Records shown:
****

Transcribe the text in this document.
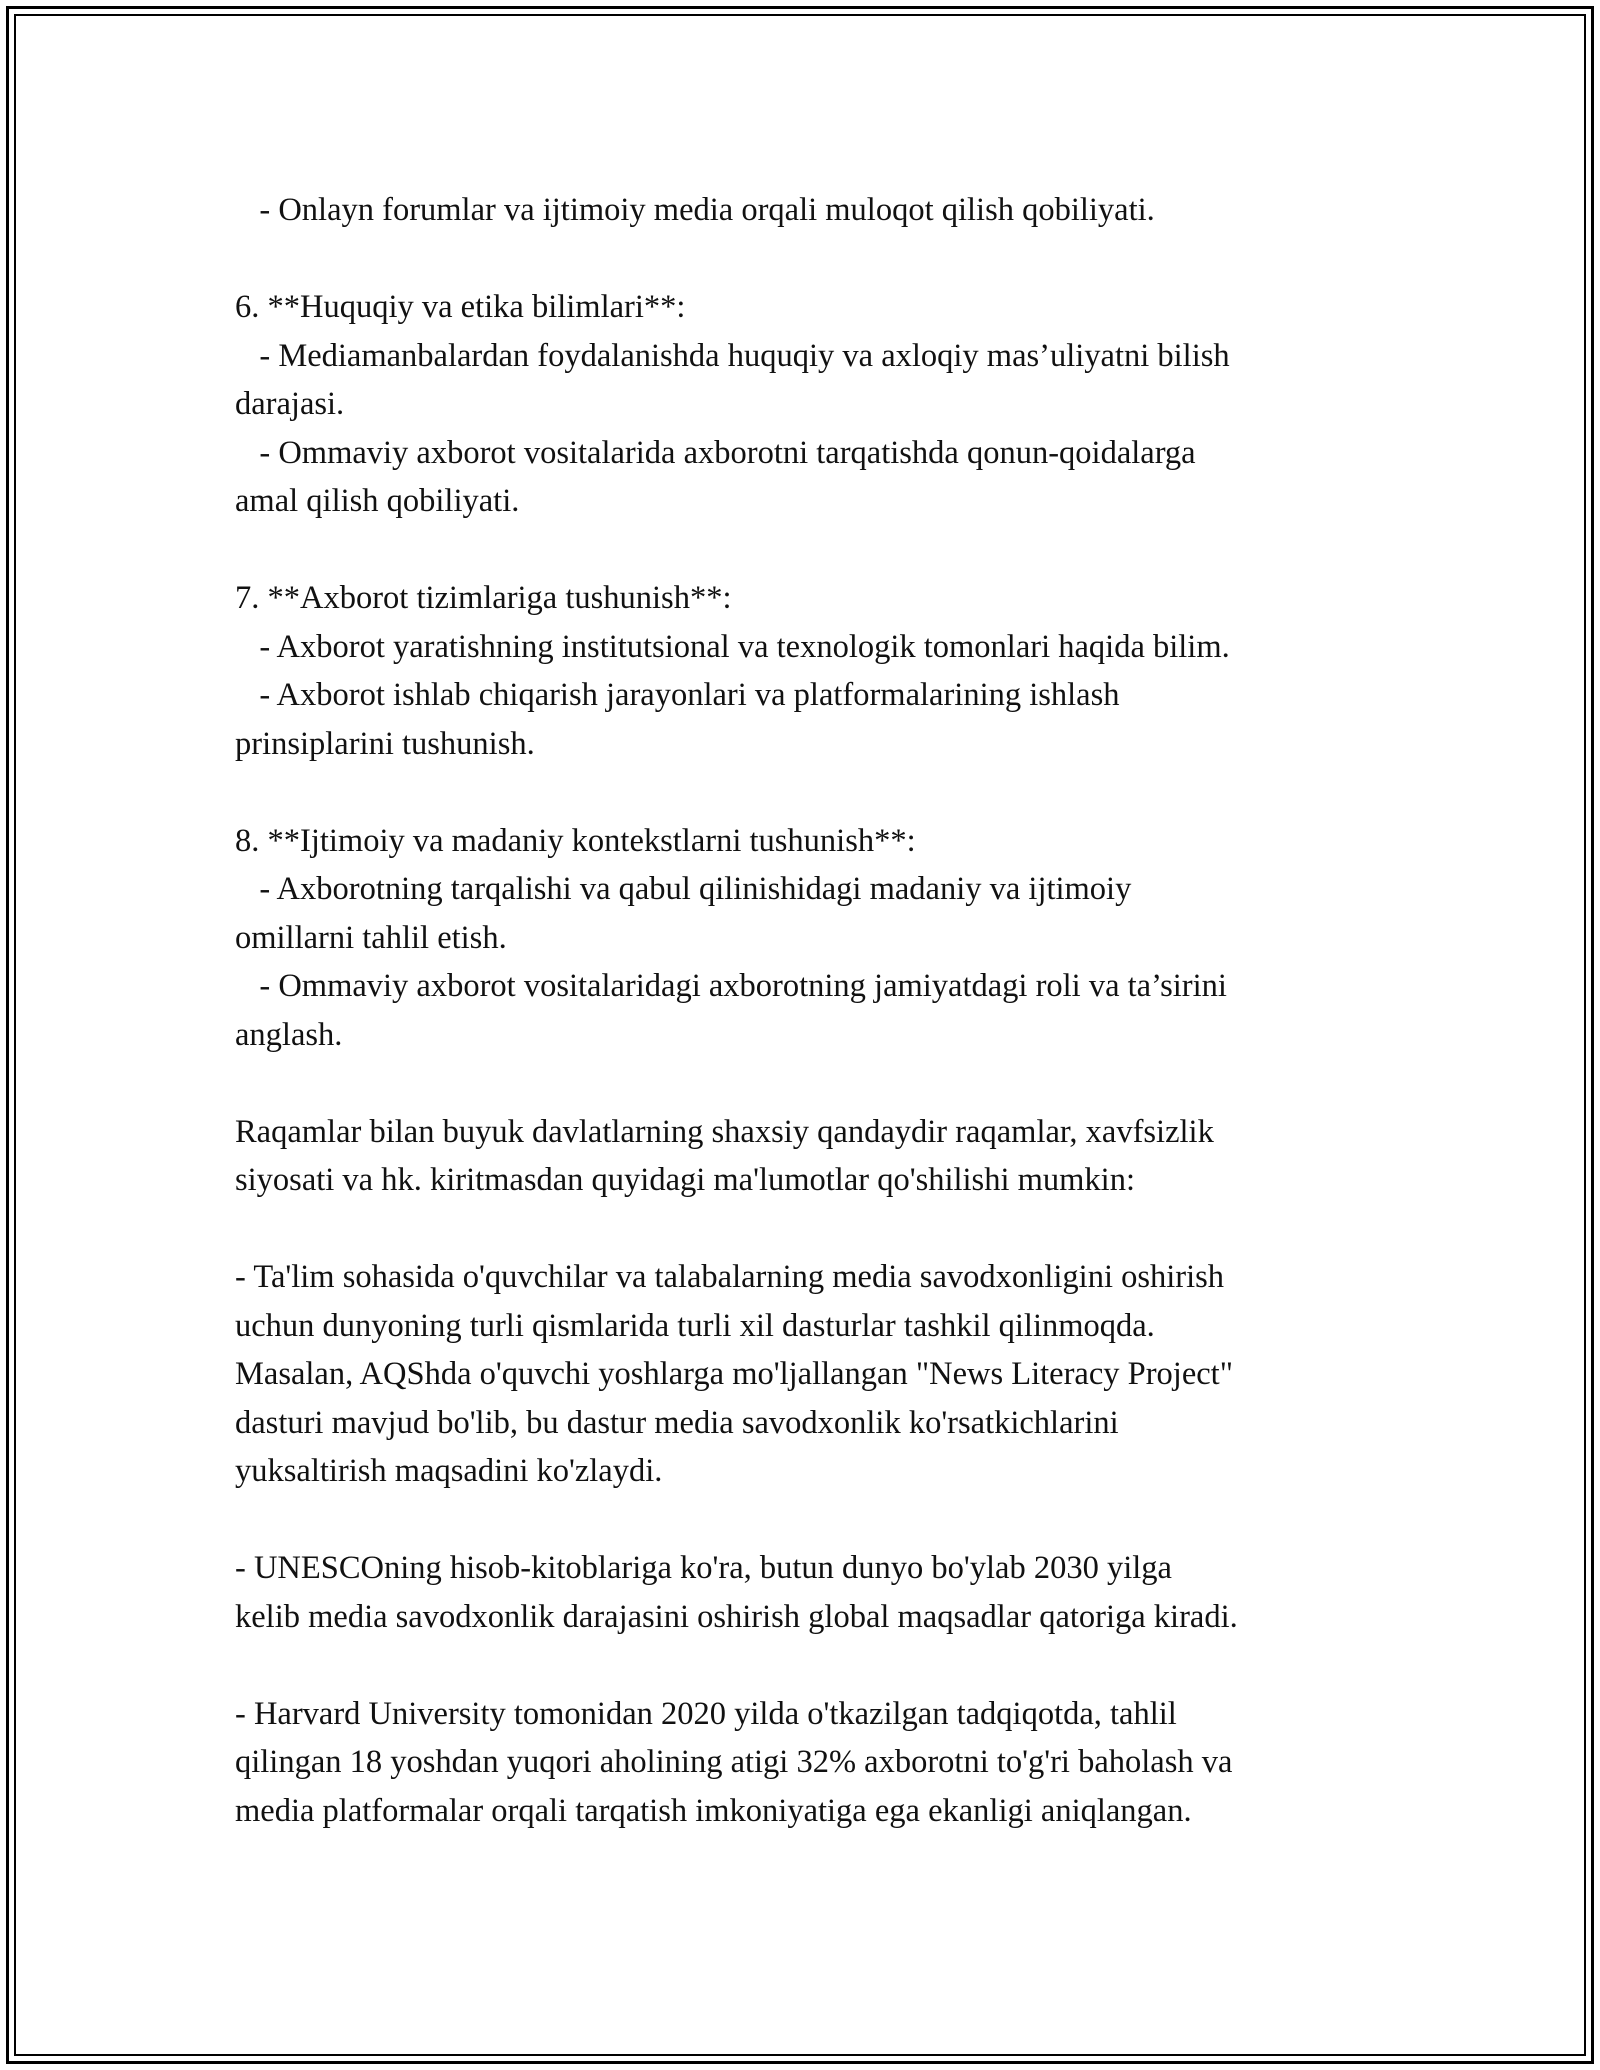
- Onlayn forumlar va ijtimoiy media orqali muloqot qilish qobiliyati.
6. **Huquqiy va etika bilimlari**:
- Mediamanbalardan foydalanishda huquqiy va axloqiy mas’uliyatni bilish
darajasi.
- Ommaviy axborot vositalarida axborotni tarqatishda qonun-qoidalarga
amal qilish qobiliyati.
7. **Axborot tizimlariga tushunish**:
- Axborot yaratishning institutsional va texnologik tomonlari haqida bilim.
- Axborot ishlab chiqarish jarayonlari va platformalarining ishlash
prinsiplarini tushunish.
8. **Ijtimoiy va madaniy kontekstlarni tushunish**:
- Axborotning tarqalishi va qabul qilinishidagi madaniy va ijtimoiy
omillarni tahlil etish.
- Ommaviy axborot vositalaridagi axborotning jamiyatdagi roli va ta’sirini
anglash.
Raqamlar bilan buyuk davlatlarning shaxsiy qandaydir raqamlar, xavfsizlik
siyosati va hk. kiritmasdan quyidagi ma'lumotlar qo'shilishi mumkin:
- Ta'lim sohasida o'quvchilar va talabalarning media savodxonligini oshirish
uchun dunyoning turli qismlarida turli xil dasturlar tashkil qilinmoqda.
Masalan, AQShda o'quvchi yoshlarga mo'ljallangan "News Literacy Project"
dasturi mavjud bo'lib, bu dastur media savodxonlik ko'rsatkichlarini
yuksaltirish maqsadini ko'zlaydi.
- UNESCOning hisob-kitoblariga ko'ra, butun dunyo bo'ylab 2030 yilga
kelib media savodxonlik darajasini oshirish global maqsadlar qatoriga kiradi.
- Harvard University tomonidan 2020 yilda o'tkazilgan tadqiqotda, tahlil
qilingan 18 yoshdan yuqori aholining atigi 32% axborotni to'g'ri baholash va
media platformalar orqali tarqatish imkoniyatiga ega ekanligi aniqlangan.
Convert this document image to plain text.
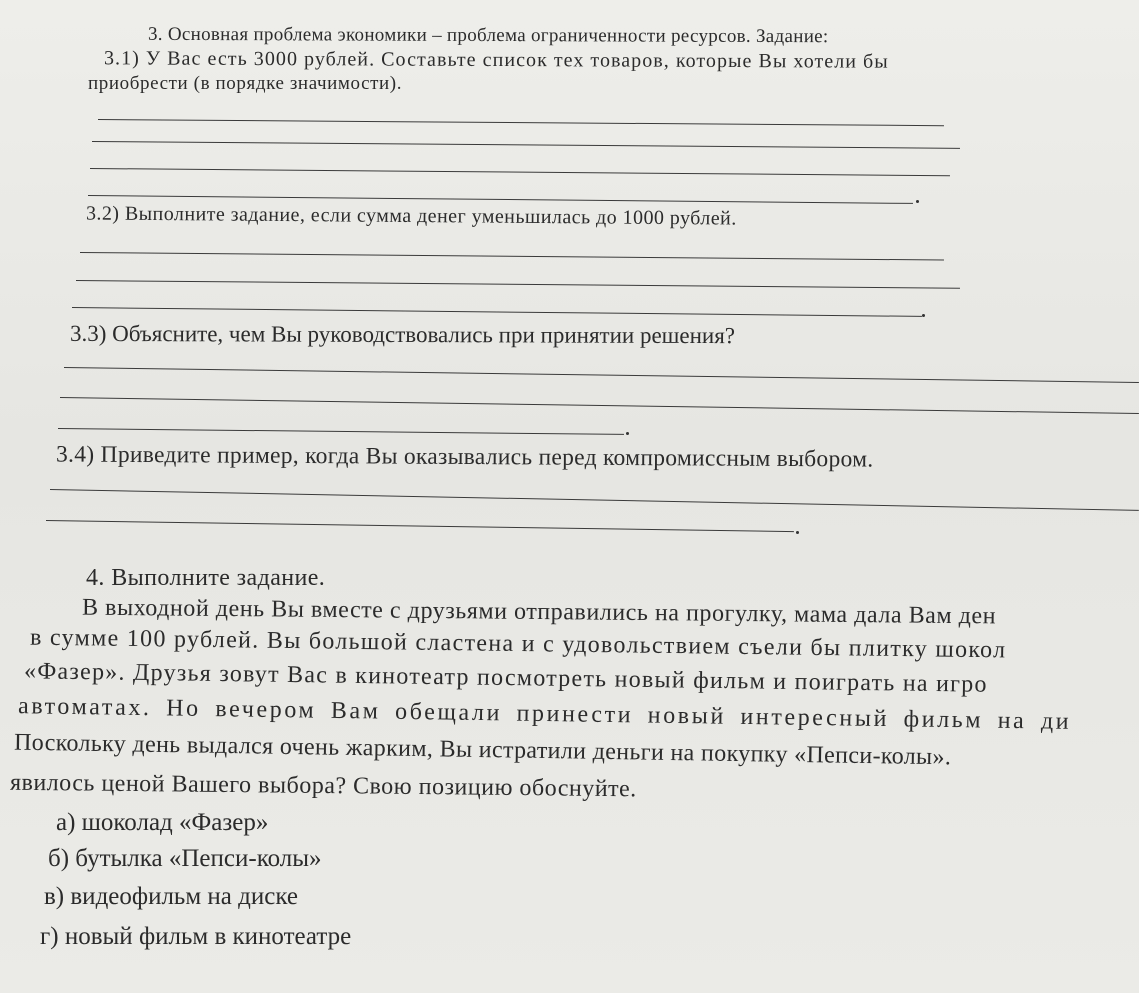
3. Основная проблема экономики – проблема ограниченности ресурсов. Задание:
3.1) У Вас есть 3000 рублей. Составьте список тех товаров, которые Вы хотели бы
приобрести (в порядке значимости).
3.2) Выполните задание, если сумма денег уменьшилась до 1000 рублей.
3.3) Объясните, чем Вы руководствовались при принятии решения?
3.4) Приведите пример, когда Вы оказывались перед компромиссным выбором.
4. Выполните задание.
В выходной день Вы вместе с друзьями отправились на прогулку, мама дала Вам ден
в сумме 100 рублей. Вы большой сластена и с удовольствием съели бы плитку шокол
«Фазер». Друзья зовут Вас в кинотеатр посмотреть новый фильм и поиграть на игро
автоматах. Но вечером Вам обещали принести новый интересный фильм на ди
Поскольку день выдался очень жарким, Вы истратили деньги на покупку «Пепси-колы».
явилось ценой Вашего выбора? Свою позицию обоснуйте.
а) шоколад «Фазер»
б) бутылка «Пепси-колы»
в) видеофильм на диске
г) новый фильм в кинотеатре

****

Challenge: Keep the pictures out and write out the records exactly.

Problem solution:
Transcribe the text in this document.
- Onlayn forumlar va ijtimoiy media orqali muloqot qilish qobiliyati.
6. **Huquqiy va etika bilimlari**:
- Mediamanbalardan foydalanishda huquqiy va axloqiy mas’uliyatni bilish
darajasi.
- Ommaviy axborot vositalarida axborotni tarqatishda qonun-qoidalarga
amal qilish qobiliyati.
7. **Axborot tizimlariga tushunish**:
- Axborot yaratishning institutsional va texnologik tomonlari haqida bilim.
- Axborot ishlab chiqarish jarayonlari va platformalarining ishlash
prinsiplarini tushunish.
8. **Ijtimoiy va madaniy kontekstlarni tushunish**:
- Axborotning tarqalishi va qabul qilinishidagi madaniy va ijtimoiy
omillarni tahlil etish.
- Ommaviy axborot vositalaridagi axborotning jamiyatdagi roli va ta’sirini
anglash.
Raqamlar bilan buyuk davlatlarning shaxsiy qandaydir raqamlar, xavfsizlik
siyosati va hk. kiritmasdan quyidagi ma'lumotlar qo'shilishi mumkin:
- Ta'lim sohasida o'quvchilar va talabalarning media savodxonligini oshirish
uchun dunyoning turli qismlarida turli xil dasturlar tashkil qilinmoqda.
Masalan, AQShda o'quvchi yoshlarga mo'ljallangan "News Literacy Project"
dasturi mavjud bo'lib, bu dastur media savodxonlik ko'rsatkichlarini
yuksaltirish maqsadini ko'zlaydi.
- UNESCOning hisob-kitoblariga ko'ra, butun dunyo bo'ylab 2030 yilga
kelib media savodxonlik darajasini oshirish global maqsadlar qatoriga kiradi.
- Harvard University tomonidan 2020 yilda o'tkazilgan tadqiqotda, tahlil
qilingan 18 yoshdan yuqori aholining atigi 32% axborotni to'g'ri baholash va
media platformalar orqali tarqatish imkoniyatiga ega ekanligi aniqlangan.
Convert this document image to plain text.
3. Основная проблема экономики – проблема ограниченности ресурсов. Задание:
3.1) У Вас есть 3000 рублей. Составьте список тех товаров, которые Вы хотели бы
приобрести (в порядке значимости).
3.2) Выполните задание, если сумма денег уменьшилась до 1000 рублей.
3.3) Объясните, чем Вы руководствовались при принятии решения?
3.4) Приведите пример, когда Вы оказывались перед компромиссным выбором.
4. Выполните задание.
В выходной день Вы вместе с друзьями отправились на прогулку, мама дала Вам ден
в сумме 100 рублей. Вы большой сластена и с удовольствием съели бы плитку шокол
«Фазер». Друзья зовут Вас в кинотеатр посмотреть новый фильм и поиграть на игро
автоматах. Но вечером Вам обещали принести новый интересный фильм на ди
Поскольку день выдался очень жарким, Вы истратили деньги на покупку «Пепси-колы».
явилось ценой Вашего выбора? Свою позицию обоснуйте.
а) шоколад «Фазер»
б) бутылка «Пепси-колы»
в) видеофильм на диске
г) новый фильм в кинотеатре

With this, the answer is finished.